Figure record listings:
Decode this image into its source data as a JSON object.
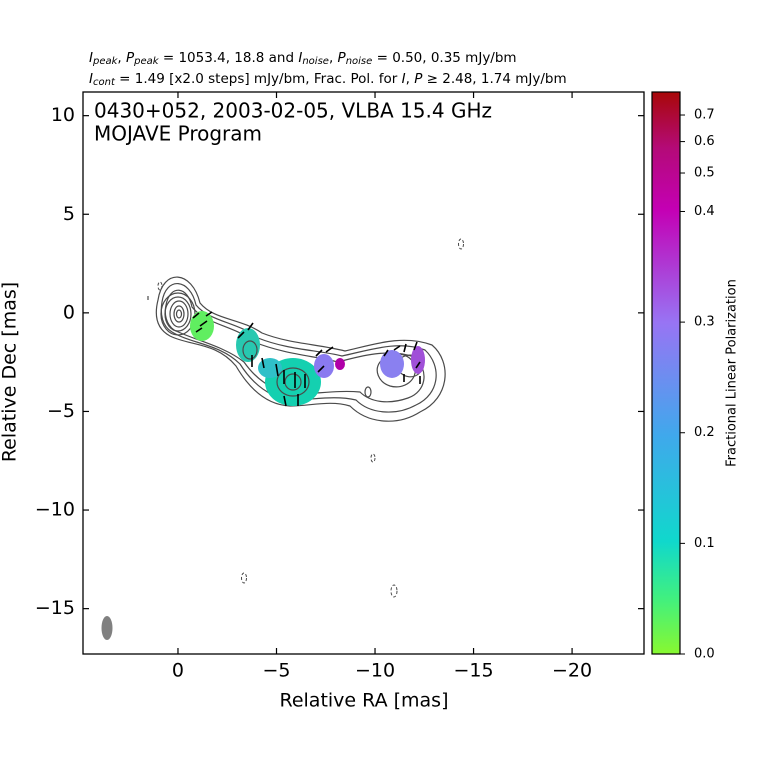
{
  "chart_data": {
    "type": "image",
    "header_line1": [
      "I",
      "peak",
      ", ",
      "P",
      "peak",
      " = 1053.4, 18.8 and ",
      "I",
      "noise",
      ", ",
      "P",
      "noise",
      " = 0.50, 0.35 mJy/bm"
    ],
    "header_line2": [
      "I",
      "cont",
      " = 1.49 [x2.0 steps] mJy/bm, Frac. Pol. for ",
      "I",
      ", ",
      "P",
      " ≥  2.48, 1.74 mJy/bm"
    ],
    "annotation": [
      "0430+052, 2003-02-05, VLBA 15.4 GHz",
      "MOJAVE Program"
    ],
    "x_label": "Relative RA [mas]",
    "y_label": "Relative Dec [mas]",
    "colorbar_label": "Fractional Linear Polarization",
    "xlim": [
      4.82,
      -23.65
    ],
    "ylim": [
      -17.3,
      11.2
    ],
    "xticks": [
      0,
      {
        "value": -5,
        "label": "−5"
      },
      {
        "value": -10,
        "label": "−10"
      },
      {
        "value": -15,
        "label": "−15"
      },
      {
        "value": -20,
        "label": "−20"
      }
    ],
    "yticks": [
      {
        "value": -15,
        "label": "−15"
      },
      {
        "value": -10,
        "label": "−10"
      },
      {
        "value": -5,
        "label": "−5"
      },
      0,
      5,
      10
    ],
    "clim": [
      0,
      0.8
    ],
    "cticks": [
      {
        "value": 0,
        "label": "0.0"
      },
      0.1,
      0.2,
      0.3,
      0.4,
      0.5,
      0.6,
      0.7
    ]
  }
}
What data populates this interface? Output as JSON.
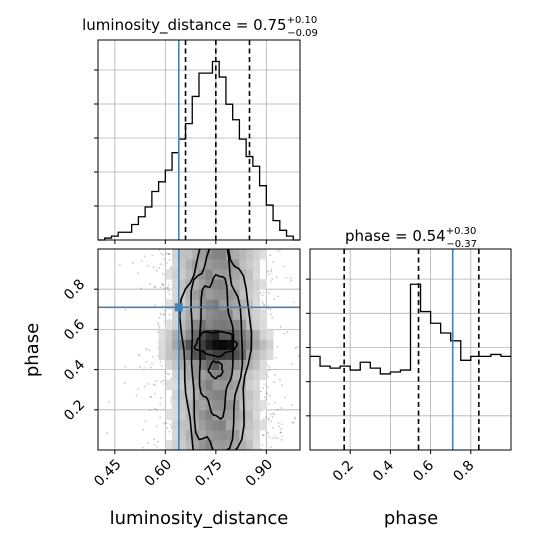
{
  "chart_data": {
    "type": "corner",
    "parameters": [
      "luminosity_distance",
      "phase"
    ],
    "truths": {
      "luminosity_distance": 0.64,
      "phase": 0.71
    },
    "panels": [
      {
        "kind": "histogram",
        "parameter": "luminosity_distance",
        "title": {
          "prefix": "luminosity_distance = ",
          "value": "0.75",
          "plus": "+0.10",
          "minus": "−0.09"
        },
        "xlim": [
          0.4,
          1.0
        ],
        "ylim": [
          0,
          1
        ],
        "y_tick_labels_shown": false,
        "quantiles": [
          0.66,
          0.75,
          0.85
        ],
        "truth": 0.64,
        "bins": [
          {
            "x0": 0.4,
            "x1": 0.42,
            "y": 0.0
          },
          {
            "x0": 0.42,
            "x1": 0.44,
            "y": 0.01
          },
          {
            "x0": 0.44,
            "x1": 0.46,
            "y": 0.02
          },
          {
            "x0": 0.46,
            "x1": 0.48,
            "y": 0.04
          },
          {
            "x0": 0.48,
            "x1": 0.5,
            "y": 0.04
          },
          {
            "x0": 0.5,
            "x1": 0.52,
            "y": 0.08
          },
          {
            "x0": 0.52,
            "x1": 0.54,
            "y": 0.12
          },
          {
            "x0": 0.54,
            "x1": 0.56,
            "y": 0.17
          },
          {
            "x0": 0.56,
            "x1": 0.58,
            "y": 0.25
          },
          {
            "x0": 0.58,
            "x1": 0.6,
            "y": 0.3
          },
          {
            "x0": 0.6,
            "x1": 0.62,
            "y": 0.36
          },
          {
            "x0": 0.62,
            "x1": 0.64,
            "y": 0.45
          },
          {
            "x0": 0.64,
            "x1": 0.66,
            "y": 0.52
          },
          {
            "x0": 0.66,
            "x1": 0.68,
            "y": 0.6
          },
          {
            "x0": 0.68,
            "x1": 0.7,
            "y": 0.74
          },
          {
            "x0": 0.7,
            "x1": 0.72,
            "y": 0.86
          },
          {
            "x0": 0.72,
            "x1": 0.74,
            "y": 0.86
          },
          {
            "x0": 0.74,
            "x1": 0.76,
            "y": 0.92
          },
          {
            "x0": 0.76,
            "x1": 0.78,
            "y": 0.84
          },
          {
            "x0": 0.78,
            "x1": 0.8,
            "y": 0.7
          },
          {
            "x0": 0.8,
            "x1": 0.82,
            "y": 0.62
          },
          {
            "x0": 0.82,
            "x1": 0.84,
            "y": 0.52
          },
          {
            "x0": 0.84,
            "x1": 0.86,
            "y": 0.43
          },
          {
            "x0": 0.86,
            "x1": 0.88,
            "y": 0.38
          },
          {
            "x0": 0.88,
            "x1": 0.9,
            "y": 0.28
          },
          {
            "x0": 0.9,
            "x1": 0.92,
            "y": 0.18
          },
          {
            "x0": 0.92,
            "x1": 0.94,
            "y": 0.1
          },
          {
            "x0": 0.94,
            "x1": 0.96,
            "y": 0.05
          },
          {
            "x0": 0.96,
            "x1": 0.98,
            "y": 0.02
          },
          {
            "x0": 0.98,
            "x1": 1.0,
            "y": 0.0
          }
        ]
      },
      {
        "kind": "histogram",
        "parameter": "phase",
        "title": {
          "prefix": "phase = ",
          "value": "0.54",
          "plus": "+0.30",
          "minus": "−0.37"
        },
        "xlim": [
          0.0,
          1.0
        ],
        "ylim": [
          0,
          1
        ],
        "y_tick_labels_shown": false,
        "quantiles": [
          0.17,
          0.54,
          0.84
        ],
        "truth": 0.71,
        "xticks": [
          0.2,
          0.4,
          0.6,
          0.8
        ],
        "xtick_labels": [
          "0.2",
          "0.4",
          "0.6",
          "0.8"
        ],
        "xlabel": "phase",
        "bins": [
          {
            "x0": 0.0,
            "x1": 0.05,
            "y": 0.48
          },
          {
            "x0": 0.05,
            "x1": 0.1,
            "y": 0.43
          },
          {
            "x0": 0.1,
            "x1": 0.15,
            "y": 0.42
          },
          {
            "x0": 0.15,
            "x1": 0.2,
            "y": 0.43
          },
          {
            "x0": 0.2,
            "x1": 0.25,
            "y": 0.41
          },
          {
            "x0": 0.25,
            "x1": 0.3,
            "y": 0.45
          },
          {
            "x0": 0.3,
            "x1": 0.35,
            "y": 0.42
          },
          {
            "x0": 0.35,
            "x1": 0.4,
            "y": 0.39
          },
          {
            "x0": 0.4,
            "x1": 0.45,
            "y": 0.4
          },
          {
            "x0": 0.45,
            "x1": 0.5,
            "y": 0.41
          },
          {
            "x0": 0.5,
            "x1": 0.55,
            "y": 0.85
          },
          {
            "x0": 0.55,
            "x1": 0.6,
            "y": 0.71
          },
          {
            "x0": 0.6,
            "x1": 0.65,
            "y": 0.65
          },
          {
            "x0": 0.65,
            "x1": 0.7,
            "y": 0.6
          },
          {
            "x0": 0.7,
            "x1": 0.75,
            "y": 0.56
          },
          {
            "x0": 0.75,
            "x1": 0.8,
            "y": 0.46
          },
          {
            "x0": 0.8,
            "x1": 0.85,
            "y": 0.48
          },
          {
            "x0": 0.85,
            "x1": 0.9,
            "y": 0.48
          },
          {
            "x0": 0.9,
            "x1": 0.95,
            "y": 0.49
          },
          {
            "x0": 0.95,
            "x1": 1.0,
            "y": 0.48
          }
        ]
      },
      {
        "kind": "2d-density",
        "x_parameter": "luminosity_distance",
        "y_parameter": "phase",
        "xlim": [
          0.4,
          1.0
        ],
        "ylim": [
          0.0,
          1.0
        ],
        "xticks": [
          0.45,
          0.6,
          0.75,
          0.9
        ],
        "xtick_labels": [
          "0.45",
          "0.60",
          "0.75",
          "0.90"
        ],
        "yticks": [
          0.2,
          0.4,
          0.6,
          0.8
        ],
        "ytick_labels": [
          "0.2",
          "0.4",
          "0.6",
          "0.8"
        ],
        "xlabel": "luminosity_distance",
        "ylabel": "phase",
        "truth_point": [
          0.64,
          0.71
        ],
        "grid": true,
        "density_peak": [
          0.74,
          0.51
        ]
      }
    ]
  }
}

_YOUR TASK_
Retype everything in the material word for word, minus pictures.

_FINAL ANSWER_
Decode this image into its source data as a JSON object.
{
  "chart_data": {
    "type": "image",
    "header_line1": [
      "I",
      "peak",
      ", ",
      "P",
      "peak",
      " = 1053.4, 18.8 and ",
      "I",
      "noise",
      ", ",
      "P",
      "noise",
      " = 0.50, 0.35 mJy/bm"
    ],
    "header_line2": [
      "I",
      "cont",
      " = 1.49 [x2.0 steps] mJy/bm, Frac. Pol. for ",
      "I",
      ", ",
      "P",
      " ≥  2.48, 1.74 mJy/bm"
    ],
    "annotation": [
      "0430+052, 2003-02-05, VLBA 15.4 GHz",
      "MOJAVE Program"
    ],
    "x_label": "Relative RA [mas]",
    "y_label": "Relative Dec [mas]",
    "colorbar_label": "Fractional Linear Polarization",
    "xlim": [
      4.82,
      -23.65
    ],
    "ylim": [
      -17.3,
      11.2
    ],
    "xticks": [
      0,
      {
        "value": -5,
        "label": "−5"
      },
      {
        "value": -10,
        "label": "−10"
      },
      {
        "value": -15,
        "label": "−15"
      },
      {
        "value": -20,
        "label": "−20"
      }
    ],
    "yticks": [
      {
        "value": -15,
        "label": "−15"
      },
      {
        "value": -10,
        "label": "−10"
      },
      {
        "value": -5,
        "label": "−5"
      },
      0,
      5,
      10
    ],
    "clim": [
      0,
      0.8
    ],
    "cticks": [
      {
        "value": 0,
        "label": "0.0"
      },
      0.1,
      0.2,
      0.3,
      0.4,
      0.5,
      0.6,
      0.7
    ]
  }
}
What data populates this interface? Output as JSON.
{
  "chart_data": {
    "type": "corner",
    "parameters": [
      "luminosity_distance",
      "phase"
    ],
    "truths": {
      "luminosity_distance": 0.64,
      "phase": 0.71
    },
    "panels": [
      {
        "kind": "histogram",
        "parameter": "luminosity_distance",
        "title": {
          "prefix": "luminosity_distance = ",
          "value": "0.75",
          "plus": "+0.10",
          "minus": "−0.09"
        },
        "xlim": [
          0.4,
          1.0
        ],
        "ylim": [
          0,
          1
        ],
        "y_tick_labels_shown": false,
        "quantiles": [
          0.66,
          0.75,
          0.85
        ],
        "truth": 0.64,
        "bins": [
          {
            "x0": 0.4,
            "x1": 0.42,
            "y": 0.0
          },
          {
            "x0": 0.42,
            "x1": 0.44,
            "y": 0.01
          },
          {
            "x0": 0.44,
            "x1": 0.46,
            "y": 0.02
          },
          {
            "x0": 0.46,
            "x1": 0.48,
            "y": 0.04
          },
          {
            "x0": 0.48,
            "x1": 0.5,
            "y": 0.04
          },
          {
            "x0": 0.5,
            "x1": 0.52,
            "y": 0.08
          },
          {
            "x0": 0.52,
            "x1": 0.54,
            "y": 0.12
          },
          {
            "x0": 0.54,
            "x1": 0.56,
            "y": 0.17
          },
          {
            "x0": 0.56,
            "x1": 0.58,
            "y": 0.25
          },
          {
            "x0": 0.58,
            "x1": 0.6,
            "y": 0.3
          },
          {
            "x0": 0.6,
            "x1": 0.62,
            "y": 0.36
          },
          {
            "x0": 0.62,
            "x1": 0.64,
            "y": 0.45
          },
          {
            "x0": 0.64,
            "x1": 0.66,
            "y": 0.52
          },
          {
            "x0": 0.66,
            "x1": 0.68,
            "y": 0.6
          },
          {
            "x0": 0.68,
            "x1": 0.7,
            "y": 0.74
          },
          {
            "x0": 0.7,
            "x1": 0.72,
            "y": 0.86
          },
          {
            "x0": 0.72,
            "x1": 0.74,
            "y": 0.86
          },
          {
            "x0": 0.74,
            "x1": 0.76,
            "y": 0.92
          },
          {
            "x0": 0.76,
            "x1": 0.78,
            "y": 0.84
          },
          {
            "x0": 0.78,
            "x1": 0.8,
            "y": 0.7
          },
          {
            "x0": 0.8,
            "x1": 0.82,
            "y": 0.62
          },
          {
            "x0": 0.82,
            "x1": 0.84,
            "y": 0.52
          },
          {
            "x0": 0.84,
            "x1": 0.86,
            "y": 0.43
          },
          {
            "x0": 0.86,
            "x1": 0.88,
            "y": 0.38
          },
          {
            "x0": 0.88,
            "x1": 0.9,
            "y": 0.28
          },
          {
            "x0": 0.9,
            "x1": 0.92,
            "y": 0.18
          },
          {
            "x0": 0.92,
            "x1": 0.94,
            "y": 0.1
          },
          {
            "x0": 0.94,
            "x1": 0.96,
            "y": 0.05
          },
          {
            "x0": 0.96,
            "x1": 0.98,
            "y": 0.02
          },
          {
            "x0": 0.98,
            "x1": 1.0,
            "y": 0.0
          }
        ]
      },
      {
        "kind": "histogram",
        "parameter": "phase",
        "title": {
          "prefix": "phase = ",
          "value": "0.54",
          "plus": "+0.30",
          "minus": "−0.37"
        },
        "xlim": [
          0.0,
          1.0
        ],
        "ylim": [
          0,
          1
        ],
        "y_tick_labels_shown": false,
        "quantiles": [
          0.17,
          0.54,
          0.84
        ],
        "truth": 0.71,
        "xticks": [
          0.2,
          0.4,
          0.6,
          0.8
        ],
        "xtick_labels": [
          "0.2",
          "0.4",
          "0.6",
          "0.8"
        ],
        "xlabel": "phase",
        "bins": [
          {
            "x0": 0.0,
            "x1": 0.05,
            "y": 0.48
          },
          {
            "x0": 0.05,
            "x1": 0.1,
            "y": 0.43
          },
          {
            "x0": 0.1,
            "x1": 0.15,
            "y": 0.42
          },
          {
            "x0": 0.15,
            "x1": 0.2,
            "y": 0.43
          },
          {
            "x0": 0.2,
            "x1": 0.25,
            "y": 0.41
          },
          {
            "x0": 0.25,
            "x1": 0.3,
            "y": 0.45
          },
          {
            "x0": 0.3,
            "x1": 0.35,
            "y": 0.42
          },
          {
            "x0": 0.35,
            "x1": 0.4,
            "y": 0.39
          },
          {
            "x0": 0.4,
            "x1": 0.45,
            "y": 0.4
          },
          {
            "x0": 0.45,
            "x1": 0.5,
            "y": 0.41
          },
          {
            "x0": 0.5,
            "x1": 0.55,
            "y": 0.85
          },
          {
            "x0": 0.55,
            "x1": 0.6,
            "y": 0.71
          },
          {
            "x0": 0.6,
            "x1": 0.65,
            "y": 0.65
          },
          {
            "x0": 0.65,
            "x1": 0.7,
            "y": 0.6
          },
          {
            "x0": 0.7,
            "x1": 0.75,
            "y": 0.56
          },
          {
            "x0": 0.75,
            "x1": 0.8,
            "y": 0.46
          },
          {
            "x0": 0.8,
            "x1": 0.85,
            "y": 0.48
          },
          {
            "x0": 0.85,
            "x1": 0.9,
            "y": 0.48
          },
          {
            "x0": 0.9,
            "x1": 0.95,
            "y": 0.49
          },
          {
            "x0": 0.95,
            "x1": 1.0,
            "y": 0.48
          }
        ]
      },
      {
        "kind": "2d-density",
        "x_parameter": "luminosity_distance",
        "y_parameter": "phase",
        "xlim": [
          0.4,
          1.0
        ],
        "ylim": [
          0.0,
          1.0
        ],
        "xticks": [
          0.45,
          0.6,
          0.75,
          0.9
        ],
        "xtick_labels": [
          "0.45",
          "0.60",
          "0.75",
          "0.90"
        ],
        "yticks": [
          0.2,
          0.4,
          0.6,
          0.8
        ],
        "ytick_labels": [
          "0.2",
          "0.4",
          "0.6",
          "0.8"
        ],
        "xlabel": "luminosity_distance",
        "ylabel": "phase",
        "truth_point": [
          0.64,
          0.71
        ],
        "grid": true,
        "density_peak": [
          0.74,
          0.51
        ]
      }
    ]
  }
}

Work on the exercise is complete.